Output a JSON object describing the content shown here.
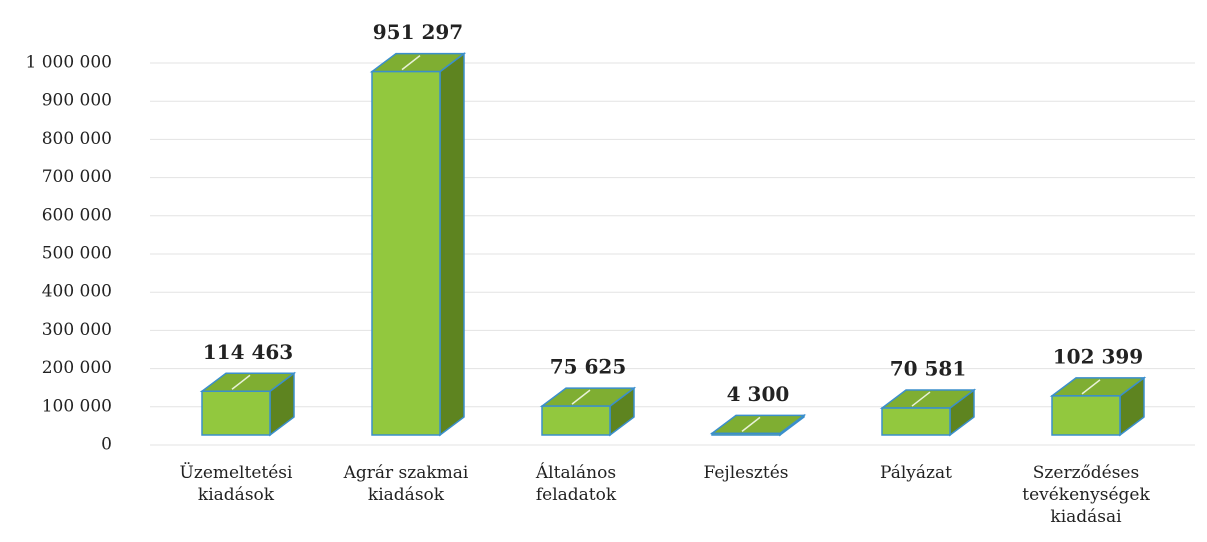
{
  "chart_data": {
    "type": "bar3d",
    "categories": [
      "Üzemeltetési kiadások",
      "Agrár szakmai kiadások",
      "Általános feladatok",
      "Fejlesztés",
      "Pályázat",
      "Szerződéses tevékenységek kiadásai"
    ],
    "values": [
      114463,
      951297,
      75625,
      4300,
      70581,
      102399
    ],
    "value_labels": [
      "114 463",
      "951 297",
      "75 625",
      "4 300",
      "70 581",
      "102 399"
    ],
    "color": "#92c83e",
    "ylim": [
      0,
      1000000
    ],
    "yticks": [
      0,
      {
        "value": 100000,
        "label": "100 000"
      },
      {
        "value": 200000,
        "label": "200 000"
      },
      {
        "value": 300000,
        "label": "300 000"
      },
      {
        "value": 400000,
        "label": "400 000"
      },
      {
        "value": 500000,
        "label": "500 000"
      },
      {
        "value": 600000,
        "label": "600 000"
      },
      {
        "value": 700000,
        "label": "700 000"
      },
      {
        "value": 800000,
        "label": "800 000"
      },
      {
        "value": 900000,
        "label": "900 000"
      },
      {
        "value": 1000000,
        "label": "1 000 000"
      }
    ],
    "grid": true
  }
}
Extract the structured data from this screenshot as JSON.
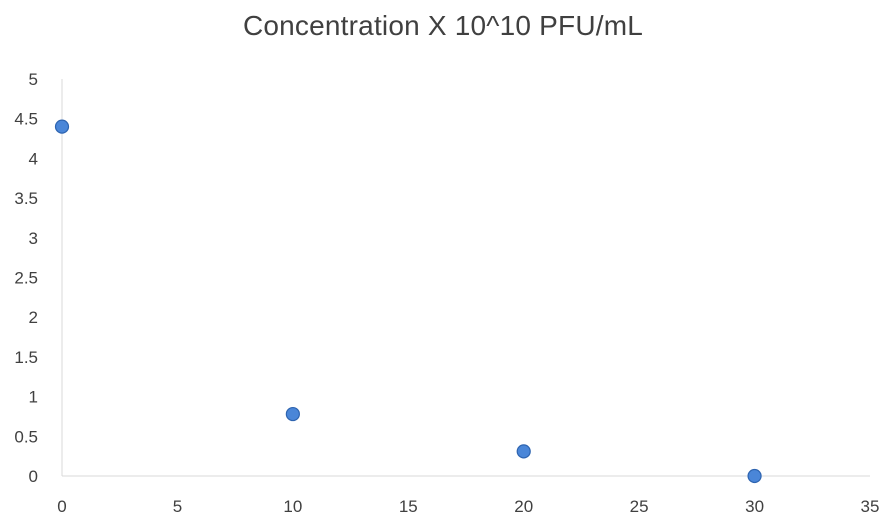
{
  "chart_data": {
    "type": "scatter",
    "title": "Concentration X 10^10 PFU/mL",
    "xlabel": "",
    "ylabel": "",
    "xlim": [
      0,
      35
    ],
    "ylim": [
      0,
      5
    ],
    "x_ticks": [
      "0",
      "5",
      "10",
      "15",
      "20",
      "25",
      "30",
      "35"
    ],
    "y_ticks": [
      "0",
      "0.5",
      "1",
      "1.5",
      "2",
      "2.5",
      "3",
      "3.5",
      "4",
      "4.5",
      "5"
    ],
    "grid": false,
    "legend": "none",
    "series": [
      {
        "color": "#4a86d8",
        "points": [
          {
            "x": 0,
            "y": 4.4
          },
          {
            "x": 10,
            "y": 0.78
          },
          {
            "x": 20,
            "y": 0.31
          },
          {
            "x": 30,
            "y": 0.0
          }
        ]
      }
    ]
  }
}
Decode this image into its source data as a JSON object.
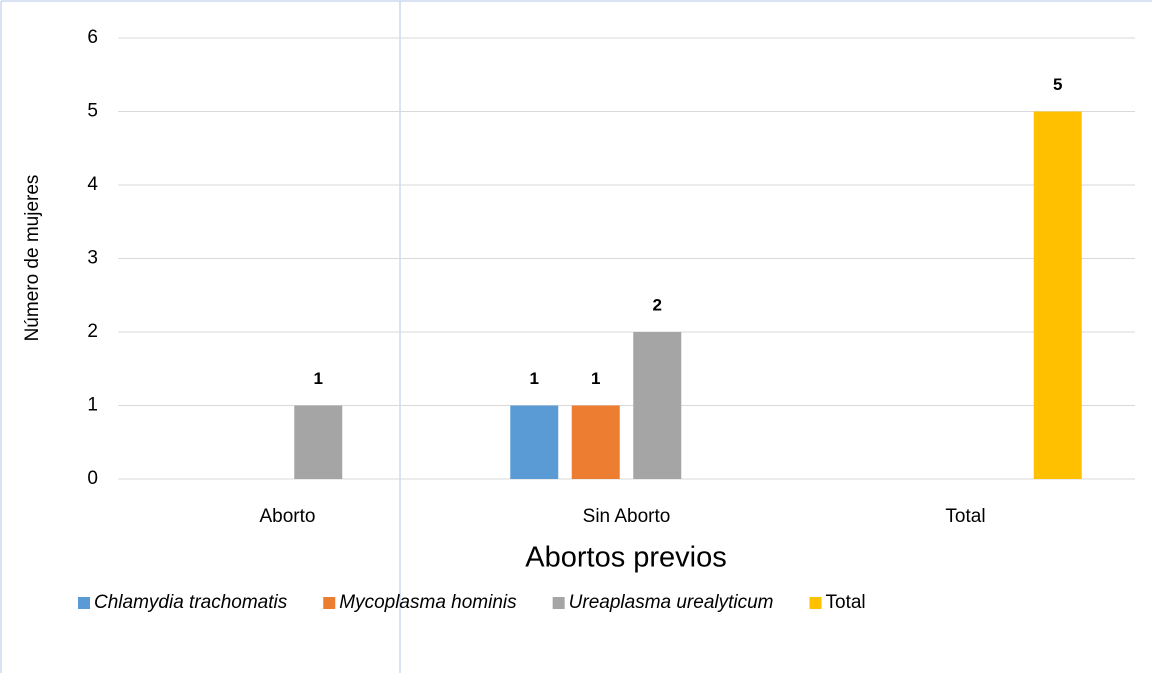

----------------------------------------

- Work to complete -
Across the material above, count every line holding "object" and write down only the number.

- Answer to this problem -
2